◆ **WRITTEN EXERCISE**:
Among the lines of these entries, how many hold the word "true"? State only the number.

◆ **RECORDS SUPPLIED**:
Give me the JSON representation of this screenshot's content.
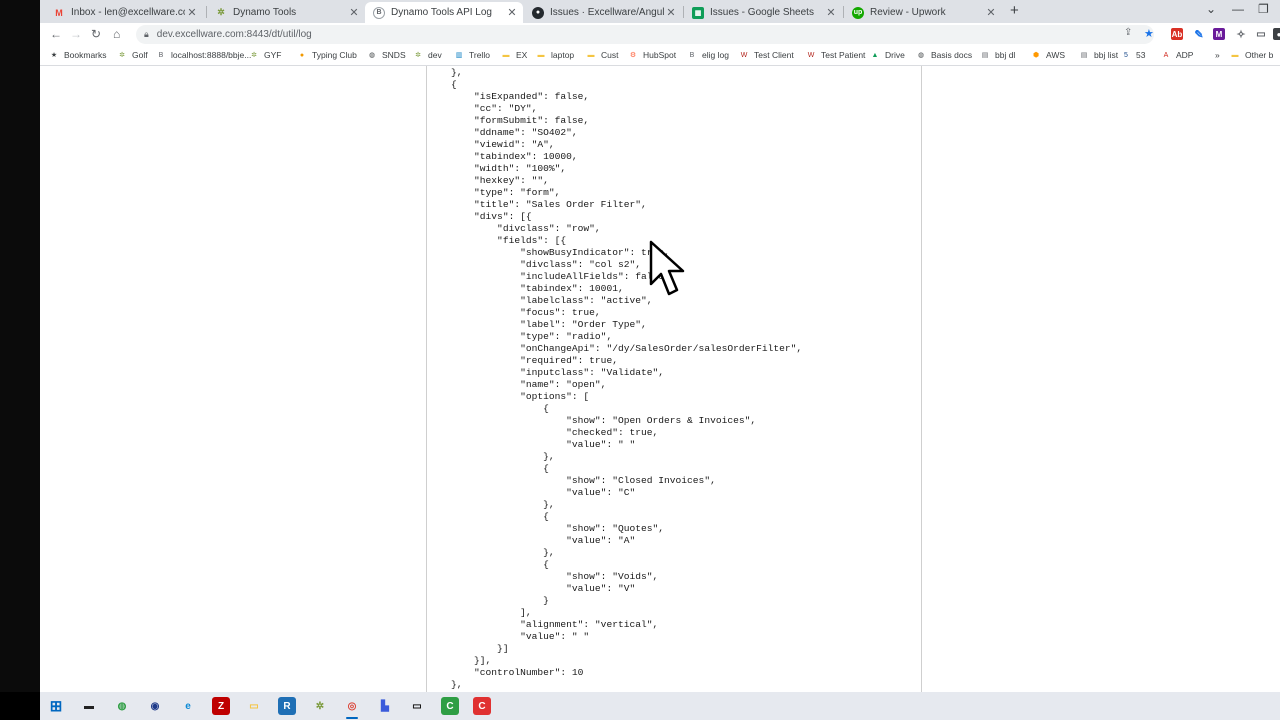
{
  "tabs": [
    {
      "title": "Inbox - len@excellware.com - Ex",
      "icon": "gmail-icon",
      "color": "#ea4335"
    },
    {
      "title": "Dynamo Tools",
      "icon": "dynamo-tools-icon",
      "color": "#7a9a3a"
    },
    {
      "title": "Dynamo Tools API Log",
      "icon": "bbj-icon",
      "color": "#5f6368",
      "active": true
    },
    {
      "title": "Issues · Excellware/Angular",
      "icon": "github-icon",
      "color": "#24292e"
    },
    {
      "title": "Issues - Google Sheets",
      "icon": "sheets-icon",
      "color": "#0f9d58"
    },
    {
      "title": "Review - Upwork",
      "icon": "upwork-icon",
      "color": "#14a800"
    }
  ],
  "toolbar": {
    "url": "dev.excellware.com:8443/dt/util/log"
  },
  "bookmarks": [
    {
      "label": "Bookmarks",
      "icon": "star-icon",
      "color": "#3c4043"
    },
    {
      "label": "Golf",
      "icon": "dynamo-icon",
      "color": "#7a9a3a"
    },
    {
      "label": "localhost:8888/bbje...",
      "icon": "bbj-icon",
      "color": "#5f6368"
    },
    {
      "label": "GYF",
      "icon": "dynamo-icon",
      "color": "#7a9a3a"
    },
    {
      "label": "Typing Club",
      "icon": "typing-club-icon",
      "color": "#f29900"
    },
    {
      "label": "SNDS",
      "icon": "globe-icon",
      "color": "#3c4043"
    },
    {
      "label": "dev",
      "icon": "dynamo-icon",
      "color": "#7a9a3a"
    },
    {
      "label": "Trello",
      "icon": "trello-icon",
      "color": "#0079bf"
    },
    {
      "label": "EX",
      "icon": "folder-icon",
      "color": "#f4c542"
    },
    {
      "label": "laptop",
      "icon": "folder-icon",
      "color": "#f4c542"
    },
    {
      "label": "Cust",
      "icon": "folder-icon",
      "color": "#f4c542"
    },
    {
      "label": "HubSpot",
      "icon": "hubspot-icon",
      "color": "#ff5c35"
    },
    {
      "label": "elig log",
      "icon": "bbj-icon",
      "color": "#5f6368"
    },
    {
      "label": "Test Client",
      "icon": "w-icon",
      "color": "#b3261e"
    },
    {
      "label": "Test Patient",
      "icon": "w-icon",
      "color": "#b3261e"
    },
    {
      "label": "Drive",
      "icon": "drive-icon",
      "color": "#0f9d58"
    },
    {
      "label": "Basis docs",
      "icon": "globe-icon",
      "color": "#3c4043"
    },
    {
      "label": "bbj dl",
      "icon": "bbj-dl-icon",
      "color": "#5f6368"
    },
    {
      "label": "AWS",
      "icon": "aws-icon",
      "color": "#ff9900"
    },
    {
      "label": "bbj list",
      "icon": "bbj-dl-icon",
      "color": "#5f6368"
    },
    {
      "label": "53",
      "icon": "fifth-third-icon",
      "color": "#1a4a8a"
    },
    {
      "label": "ADP",
      "icon": "adp-icon",
      "color": "#d0271d"
    },
    {
      "label": "Other b",
      "icon": "folder-icon",
      "color": "#f4c542"
    }
  ],
  "log_lines": [
    "},",
    "{",
    "    \"isExpanded\": false,",
    "    \"cc\": \"DY\",",
    "    \"formSubmit\": false,",
    "    \"ddname\": \"SO402\",",
    "    \"viewid\": \"A\",",
    "    \"tabindex\": 10000,",
    "    \"width\": \"100%\",",
    "    \"hexkey\": \"\",",
    "    \"type\": \"form\",",
    "    \"title\": \"Sales Order Filter\",",
    "    \"divs\": [{",
    "        \"divclass\": \"row\",",
    "        \"fields\": [{",
    "            \"showBusyIndicator\": true,",
    "            \"divclass\": \"col s2\",",
    "            \"includeAllFields\": false,",
    "            \"tabindex\": 10001,",
    "            \"labelclass\": \"active\",",
    "            \"focus\": true,",
    "            \"label\": \"Order Type\",",
    "            \"type\": \"radio\",",
    "            \"onChangeApi\": \"/dy/SalesOrder/salesOrderFilter\",",
    "            \"required\": true,",
    "            \"inputclass\": \"Validate\",",
    "            \"name\": \"open\",",
    "            \"options\": [",
    "                {",
    "                    \"show\": \"Open Orders & Invoices\",",
    "                    \"checked\": true,",
    "                    \"value\": \" \"",
    "                },",
    "                {",
    "                    \"show\": \"Closed Invoices\",",
    "                    \"value\": \"C\"",
    "                },",
    "                {",
    "                    \"show\": \"Quotes\",",
    "                    \"value\": \"A\"",
    "                },",
    "                {",
    "                    \"show\": \"Voids\",",
    "                    \"value\": \"V\"",
    "                }",
    "            ],",
    "            \"alignment\": \"vertical\",",
    "            \"value\": \" \"",
    "        }]",
    "    }],",
    "    \"controlNumber\": 10",
    "},"
  ],
  "taskbar": [
    {
      "name": "windows-start-icon",
      "color": "#0067c0"
    },
    {
      "name": "terminal-icon",
      "color": "#222222"
    },
    {
      "name": "globe-app-icon",
      "color": "#2f9e44"
    },
    {
      "name": "disc-app-icon",
      "color": "#1e3a8a"
    },
    {
      "name": "edge-icon",
      "color": "#0c8ad6"
    },
    {
      "name": "filezilla-icon",
      "color": "#bf0000"
    },
    {
      "name": "file-explorer-icon",
      "color": "#f4c542"
    },
    {
      "name": "r-app-icon",
      "color": "#1f6fb5"
    },
    {
      "name": "dynamo-app-icon",
      "color": "#7a9a3a"
    },
    {
      "name": "chrome-icon",
      "color": "#db4437",
      "running": true
    },
    {
      "name": "app-icon",
      "color": "#3b5bdb"
    },
    {
      "name": "console-icon",
      "color": "#111111"
    },
    {
      "name": "c-green-icon",
      "color": "#2f9e44"
    },
    {
      "name": "c-red-icon",
      "color": "#e03131"
    }
  ]
}
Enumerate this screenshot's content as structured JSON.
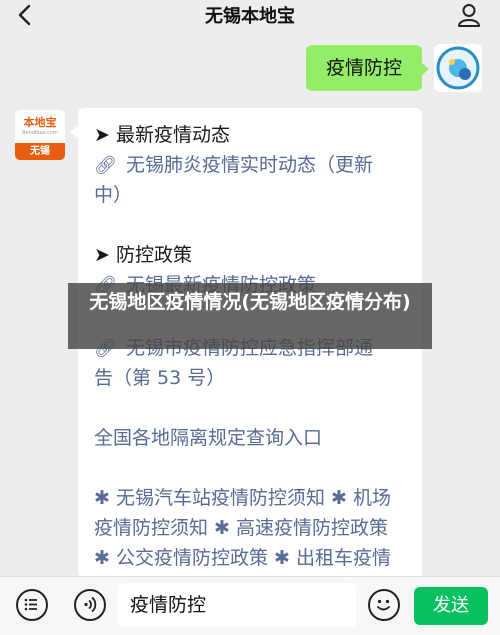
{
  "header": {
    "title": "无锡本地宝"
  },
  "user_message": {
    "text": "疫情防控"
  },
  "bot": {
    "avatar_logo": "本地宝",
    "avatar_domain": "Bendibao.com",
    "avatar_city": "无锡",
    "sections": [
      {
        "heading": "➤ 最新疫情动态",
        "links": [
          "无锡肺炎疫情实时动态（更新",
          "中）"
        ]
      },
      {
        "heading": "➤ 防控政策",
        "links": [
          "无锡最新疫情防控政策",
          "无锡市疫情防控应急指挥部通",
          "告（第 53 号）"
        ]
      }
    ],
    "query_link": "全国各地隔离规定查询入口",
    "notice_lines": [
      "✱ 无锡汽车站疫情防控须知 ✱ 机场",
      "疫情防控须知 ✱ 高速疫情防控政策",
      "✱ 公交疫情防控政策 ✱ 出租车疫情"
    ]
  },
  "overlay": {
    "text": "无锡地区疫情情况(无锡地区疫情分布)"
  },
  "input": {
    "value": "疫情防控"
  },
  "buttons": {
    "send": "发送"
  }
}
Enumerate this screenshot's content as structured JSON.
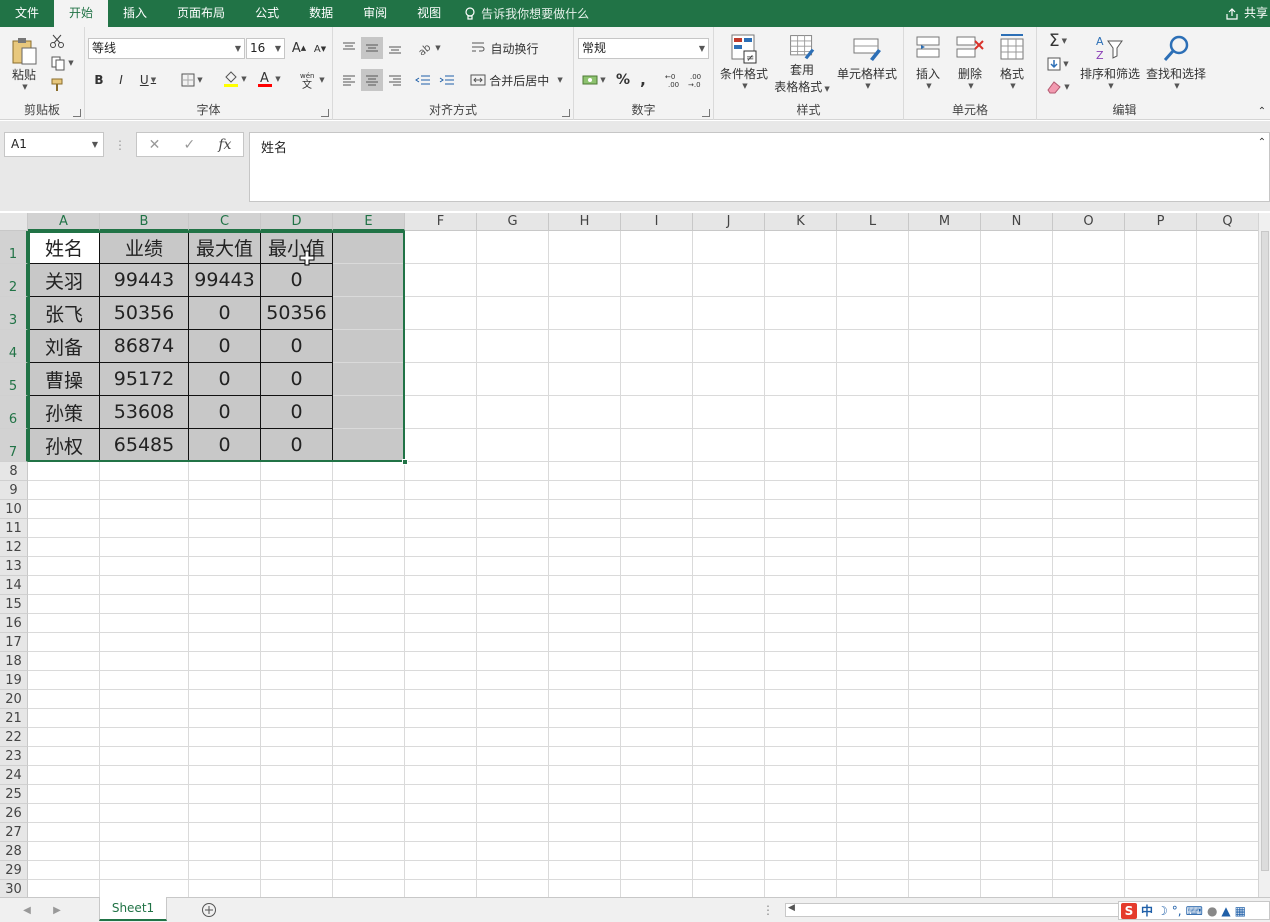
{
  "menu": {
    "tabs": [
      "文件",
      "开始",
      "插入",
      "页面布局",
      "公式",
      "数据",
      "审阅",
      "视图"
    ],
    "active_index": 1,
    "tell_me": "告诉我你想要做什么",
    "share": "共享"
  },
  "ribbon": {
    "clipboard": {
      "paste": "粘贴",
      "label": "剪贴板"
    },
    "font": {
      "name": "等线",
      "size": "16",
      "label": "字体",
      "bold": "B",
      "italic": "I",
      "underline": "U",
      "grow": "A",
      "shrink": "A"
    },
    "alignment": {
      "wrap": "自动换行",
      "merge": "合并后居中",
      "label": "对齐方式"
    },
    "number": {
      "format": "常规",
      "percent": "%",
      "comma": ",",
      "label": "数字"
    },
    "styles": {
      "conditional": "条件格式",
      "table_line1": "套用",
      "table_line2": "表格格式",
      "cell_styles": "单元格样式",
      "label": "样式"
    },
    "cells": {
      "insert": "插入",
      "delete": "删除",
      "format": "格式",
      "label": "单元格"
    },
    "editing": {
      "sort": "排序和筛选",
      "find": "查找和选择",
      "label": "编辑"
    }
  },
  "formula_bar": {
    "name_box": "A1",
    "content": "姓名",
    "fx": "fx"
  },
  "columns": [
    "A",
    "B",
    "C",
    "D",
    "E",
    "F",
    "G",
    "H",
    "I",
    "J",
    "K",
    "L",
    "M",
    "N",
    "O",
    "P",
    "Q"
  ],
  "rows": [
    "1",
    "2",
    "3",
    "4",
    "5",
    "6",
    "7",
    "8",
    "9",
    "10",
    "11",
    "12",
    "13",
    "14",
    "15",
    "16",
    "17",
    "18",
    "19",
    "20",
    "21",
    "22",
    "23",
    "24",
    "25",
    "26",
    "27",
    "28",
    "29",
    "30"
  ],
  "table": {
    "headers": [
      "姓名",
      "业绩",
      "最大值",
      "最小值"
    ],
    "data": [
      [
        "关羽",
        "99443",
        "99443",
        "0"
      ],
      [
        "张飞",
        "50356",
        "0",
        "50356"
      ],
      [
        "刘备",
        "86874",
        "0",
        "0"
      ],
      [
        "曹操",
        "95172",
        "0",
        "0"
      ],
      [
        "孙策",
        "53608",
        "0",
        "0"
      ],
      [
        "孙权",
        "65485",
        "0",
        "0"
      ]
    ]
  },
  "sheets": [
    "Sheet1"
  ],
  "ime": {
    "logo": "S",
    "mode": "中"
  },
  "colors": {
    "accent": "#217346",
    "selection": "#c8c8c8"
  }
}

◆ **TASK RESULT**:
6